Find the word "úřední" in the material below and gather every line that contains it.
====== DATA FOR THE TASK ======
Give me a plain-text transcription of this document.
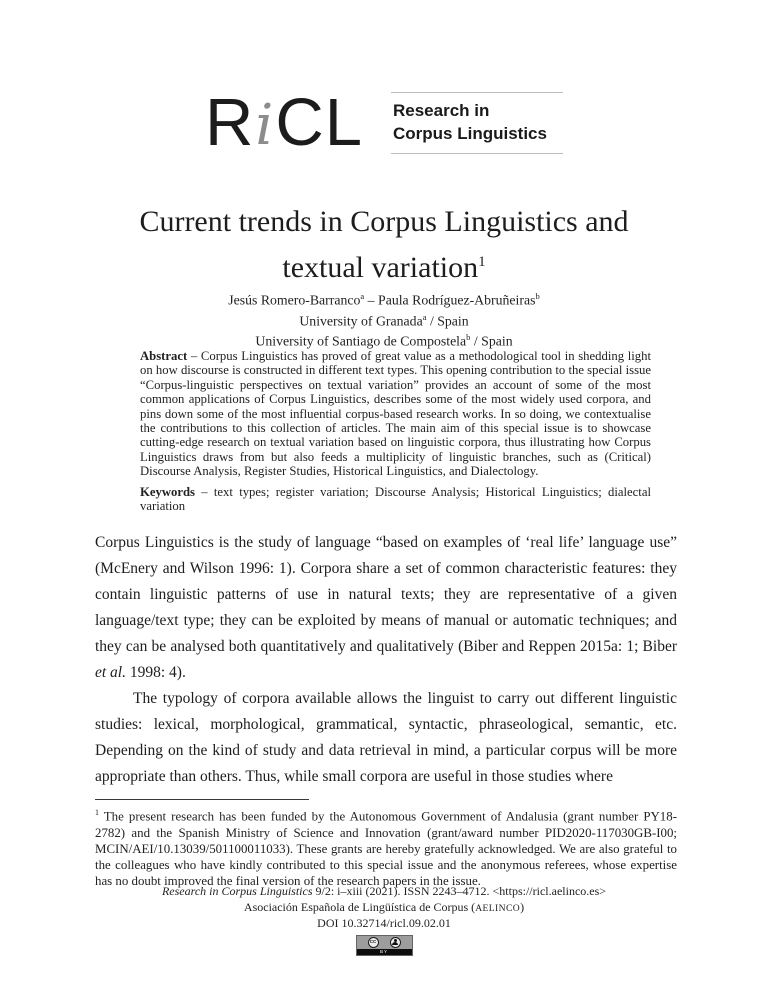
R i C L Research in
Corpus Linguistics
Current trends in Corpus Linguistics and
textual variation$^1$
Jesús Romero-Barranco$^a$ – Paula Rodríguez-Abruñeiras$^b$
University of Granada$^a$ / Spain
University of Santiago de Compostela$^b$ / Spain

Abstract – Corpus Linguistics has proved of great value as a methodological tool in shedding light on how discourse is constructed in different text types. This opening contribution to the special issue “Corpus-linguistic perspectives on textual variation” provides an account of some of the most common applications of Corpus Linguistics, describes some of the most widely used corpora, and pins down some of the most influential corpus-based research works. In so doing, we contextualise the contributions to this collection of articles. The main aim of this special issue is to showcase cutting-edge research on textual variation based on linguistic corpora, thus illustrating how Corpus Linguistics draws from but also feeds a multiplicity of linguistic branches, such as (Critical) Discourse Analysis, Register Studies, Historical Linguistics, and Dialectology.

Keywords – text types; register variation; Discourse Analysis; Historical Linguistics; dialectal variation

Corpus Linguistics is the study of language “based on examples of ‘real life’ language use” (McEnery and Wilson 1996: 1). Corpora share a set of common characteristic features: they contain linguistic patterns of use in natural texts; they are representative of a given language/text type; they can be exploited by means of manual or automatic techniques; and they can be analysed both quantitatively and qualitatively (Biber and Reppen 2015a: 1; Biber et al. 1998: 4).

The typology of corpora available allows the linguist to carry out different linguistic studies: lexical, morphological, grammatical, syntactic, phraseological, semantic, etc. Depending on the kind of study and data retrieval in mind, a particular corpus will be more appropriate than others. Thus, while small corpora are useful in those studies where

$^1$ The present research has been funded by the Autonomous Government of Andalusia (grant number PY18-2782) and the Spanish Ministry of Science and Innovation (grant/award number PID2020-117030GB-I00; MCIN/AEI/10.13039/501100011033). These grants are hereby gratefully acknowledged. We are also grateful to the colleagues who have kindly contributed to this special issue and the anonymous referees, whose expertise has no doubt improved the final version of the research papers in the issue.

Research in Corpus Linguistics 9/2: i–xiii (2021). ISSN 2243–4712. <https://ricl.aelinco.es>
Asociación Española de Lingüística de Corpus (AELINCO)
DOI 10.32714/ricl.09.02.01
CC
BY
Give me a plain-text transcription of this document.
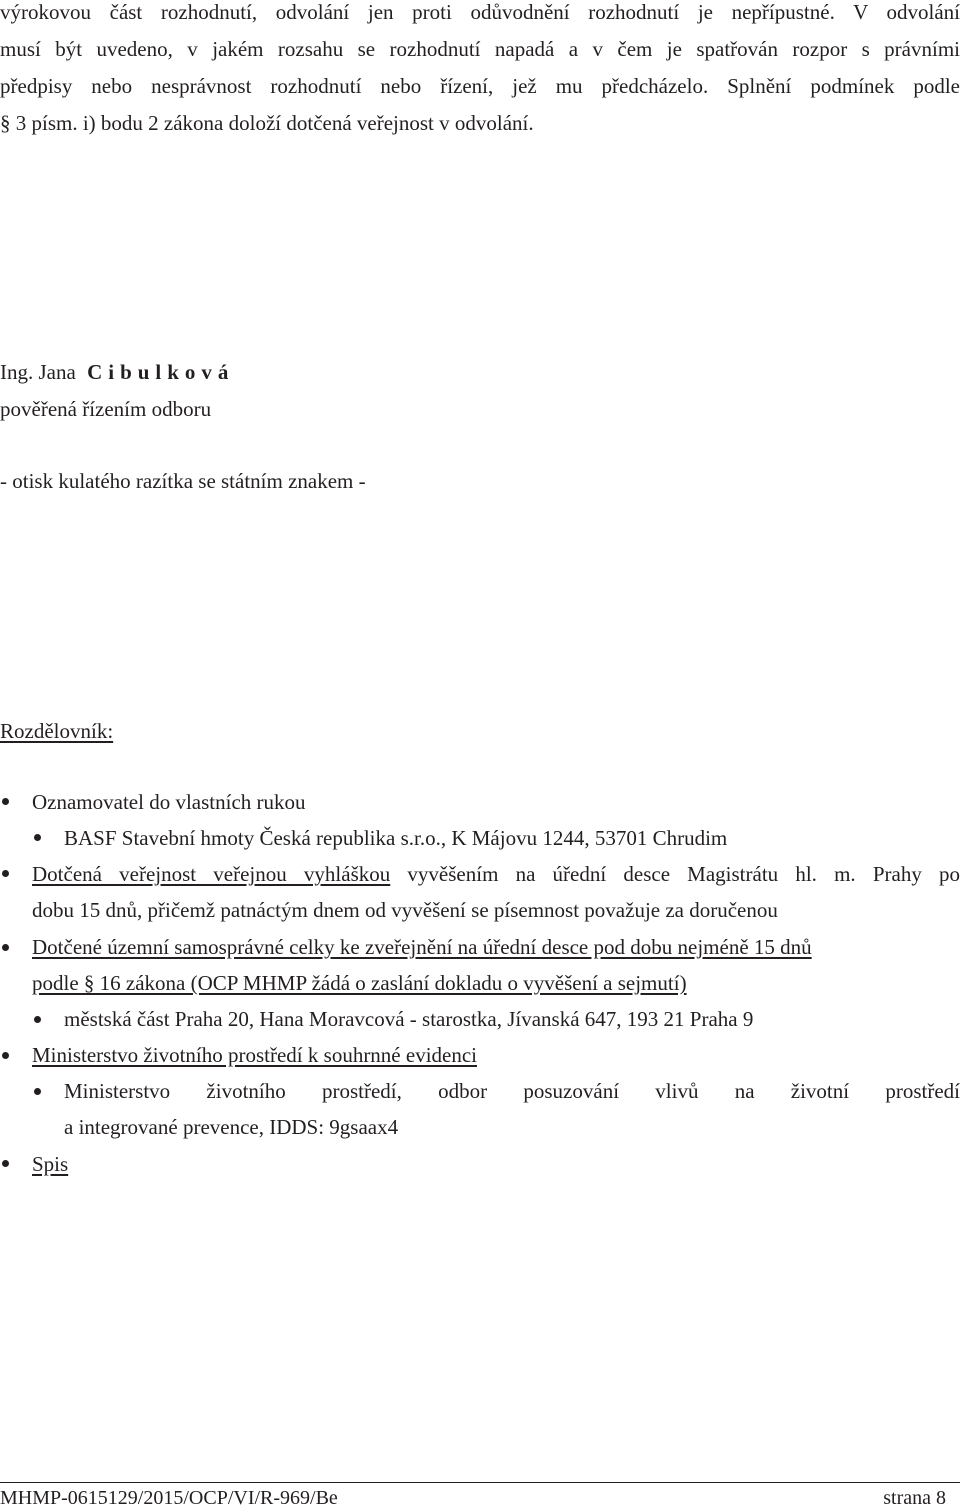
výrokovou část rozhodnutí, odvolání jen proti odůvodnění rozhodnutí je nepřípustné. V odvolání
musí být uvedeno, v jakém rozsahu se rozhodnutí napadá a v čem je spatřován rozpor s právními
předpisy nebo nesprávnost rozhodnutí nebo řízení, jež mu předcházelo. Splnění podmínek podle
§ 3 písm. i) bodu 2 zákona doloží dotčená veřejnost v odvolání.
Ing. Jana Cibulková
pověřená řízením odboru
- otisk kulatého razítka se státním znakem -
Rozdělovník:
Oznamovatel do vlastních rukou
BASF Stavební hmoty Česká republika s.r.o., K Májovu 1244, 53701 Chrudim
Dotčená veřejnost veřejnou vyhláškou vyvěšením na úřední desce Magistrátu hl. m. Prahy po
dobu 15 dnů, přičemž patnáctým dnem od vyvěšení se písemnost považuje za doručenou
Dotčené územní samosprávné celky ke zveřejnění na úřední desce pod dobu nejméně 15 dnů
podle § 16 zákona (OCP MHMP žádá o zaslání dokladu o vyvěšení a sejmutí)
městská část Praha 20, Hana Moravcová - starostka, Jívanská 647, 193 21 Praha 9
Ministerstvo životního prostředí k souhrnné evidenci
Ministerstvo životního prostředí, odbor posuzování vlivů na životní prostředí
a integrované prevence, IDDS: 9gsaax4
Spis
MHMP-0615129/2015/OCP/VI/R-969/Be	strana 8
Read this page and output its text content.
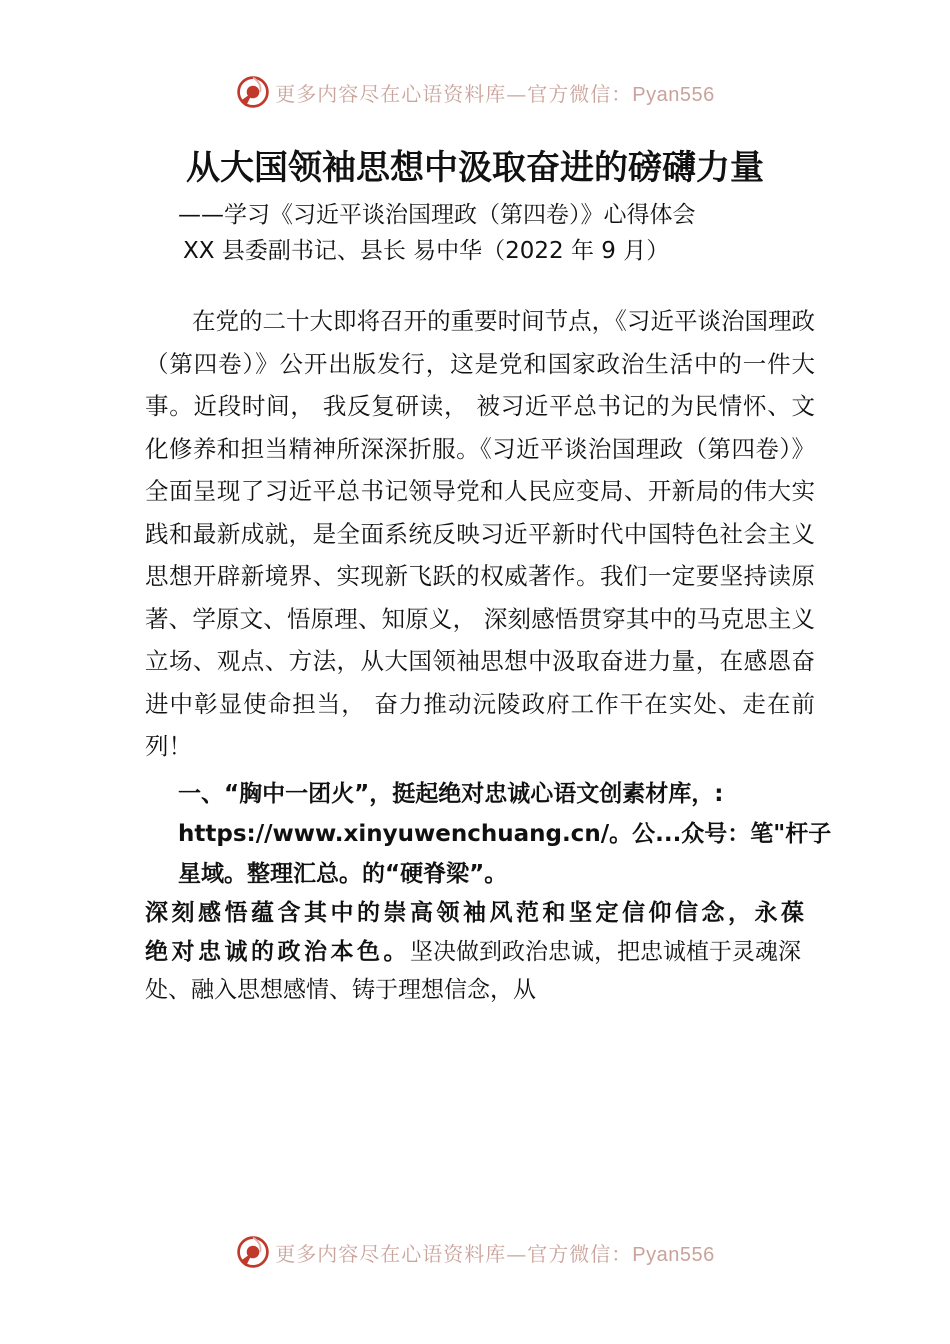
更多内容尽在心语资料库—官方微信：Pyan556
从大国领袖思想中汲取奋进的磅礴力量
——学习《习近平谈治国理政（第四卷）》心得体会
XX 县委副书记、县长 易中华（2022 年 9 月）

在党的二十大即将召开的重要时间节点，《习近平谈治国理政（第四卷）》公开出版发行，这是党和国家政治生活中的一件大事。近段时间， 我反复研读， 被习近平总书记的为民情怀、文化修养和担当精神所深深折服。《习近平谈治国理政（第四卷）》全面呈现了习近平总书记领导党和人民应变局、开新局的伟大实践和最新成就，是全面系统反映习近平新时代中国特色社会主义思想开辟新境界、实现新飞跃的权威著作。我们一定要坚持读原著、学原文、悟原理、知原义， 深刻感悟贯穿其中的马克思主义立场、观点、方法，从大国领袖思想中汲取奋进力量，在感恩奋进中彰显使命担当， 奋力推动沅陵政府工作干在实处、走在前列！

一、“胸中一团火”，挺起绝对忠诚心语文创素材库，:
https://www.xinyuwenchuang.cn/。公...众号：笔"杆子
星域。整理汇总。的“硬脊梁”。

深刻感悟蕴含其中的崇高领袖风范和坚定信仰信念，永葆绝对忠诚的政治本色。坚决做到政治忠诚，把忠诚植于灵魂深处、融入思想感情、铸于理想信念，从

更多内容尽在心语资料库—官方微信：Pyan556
======
ANSWER TO THIS EXERCISE:
Dotčená veřejnost veřejnou vyhláškou vyvěšením na úřední desce Magistrátu hl. m. Prahy po
Dotčené územní samosprávné celky ke zveřejnění na úřední desce pod dobu nejméně 15 dnů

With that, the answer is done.